[What is needed] Leave out the images; return the rest of the data exactly.

(Recorded data)
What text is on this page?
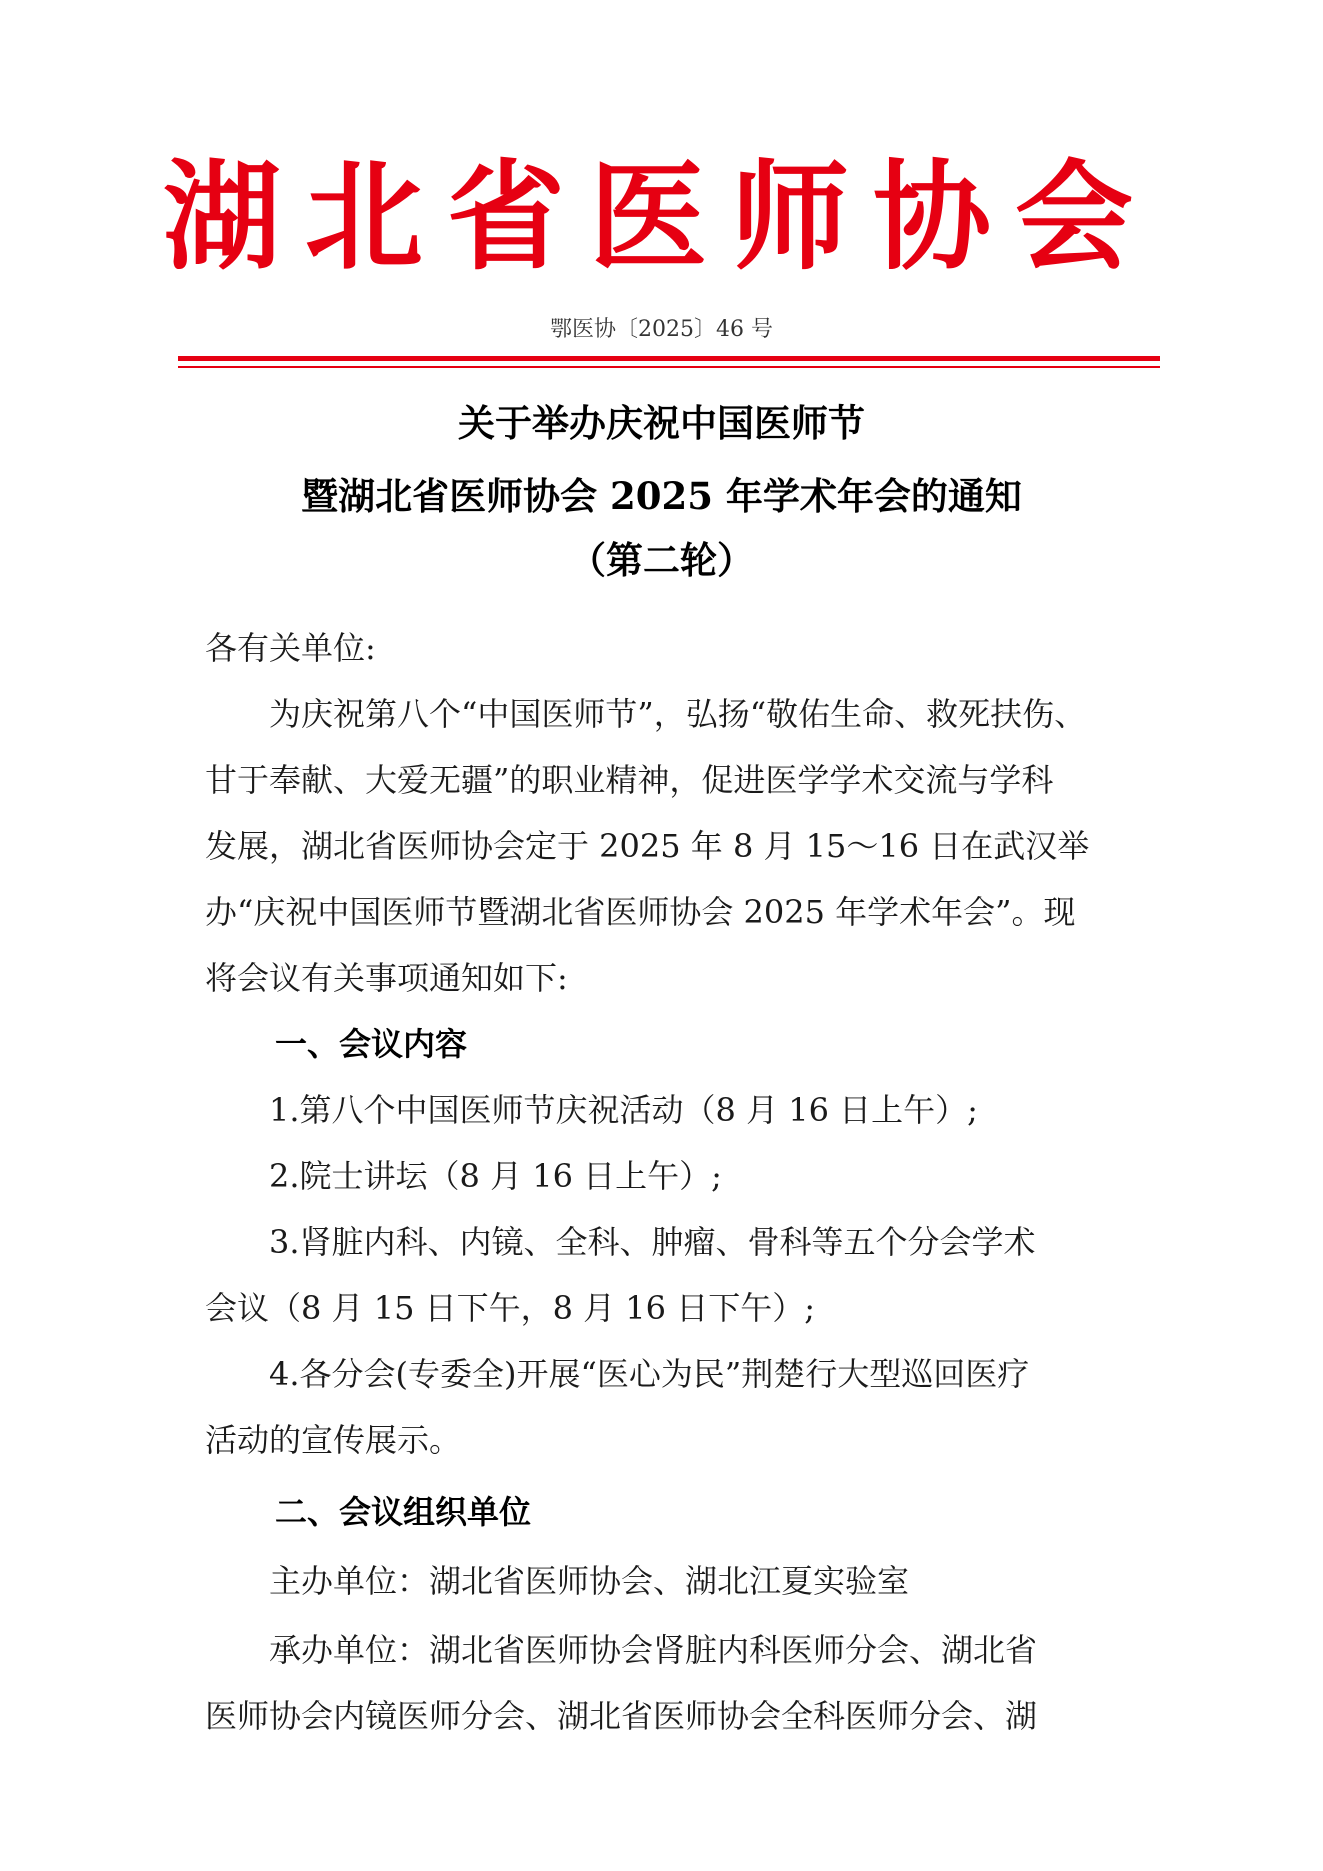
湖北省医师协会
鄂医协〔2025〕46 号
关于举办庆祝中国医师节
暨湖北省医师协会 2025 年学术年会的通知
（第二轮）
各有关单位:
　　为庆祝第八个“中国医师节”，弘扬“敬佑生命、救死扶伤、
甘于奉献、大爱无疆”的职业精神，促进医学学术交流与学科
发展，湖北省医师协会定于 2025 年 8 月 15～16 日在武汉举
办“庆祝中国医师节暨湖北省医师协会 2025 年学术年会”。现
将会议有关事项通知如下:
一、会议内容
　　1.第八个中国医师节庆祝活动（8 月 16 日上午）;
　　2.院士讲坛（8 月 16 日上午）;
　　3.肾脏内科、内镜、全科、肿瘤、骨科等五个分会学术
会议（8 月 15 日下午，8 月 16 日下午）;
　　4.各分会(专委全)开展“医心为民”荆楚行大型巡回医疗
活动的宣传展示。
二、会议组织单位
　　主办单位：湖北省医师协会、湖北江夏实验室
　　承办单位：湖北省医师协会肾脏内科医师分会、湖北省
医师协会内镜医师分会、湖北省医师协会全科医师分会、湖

[Completed exercise]
What text is on this page?
湖北省医师协会
鄂医协〔2025〕46 号
关于举办庆祝中国医师节
暨湖北省医师协会 2025 年学术年会的通知
（第二轮）
各有关单位:
　　为庆祝第八个“中国医师节”，弘扬“敬佑生命、救死扶伤、
甘于奉献、大爱无疆”的职业精神，促进医学学术交流与学科
发展，湖北省医师协会定于 2025 年 8 月 15～16 日在武汉举
办“庆祝中国医师节暨湖北省医师协会 2025 年学术年会”。现
将会议有关事项通知如下:
一、会议内容
　　1.第八个中国医师节庆祝活动（8 月 16 日上午）;
　　2.院士讲坛（8 月 16 日上午）;
　　3.肾脏内科、内镜、全科、肿瘤、骨科等五个分会学术
会议（8 月 15 日下午，8 月 16 日下午）;
　　4.各分会(专委全)开展“医心为民”荆楚行大型巡回医疗
活动的宣传展示。
二、会议组织单位
　　主办单位：湖北省医师协会、湖北江夏实验室
　　承办单位：湖北省医师协会肾脏内科医师分会、湖北省
医师协会内镜医师分会、湖北省医师协会全科医师分会、湖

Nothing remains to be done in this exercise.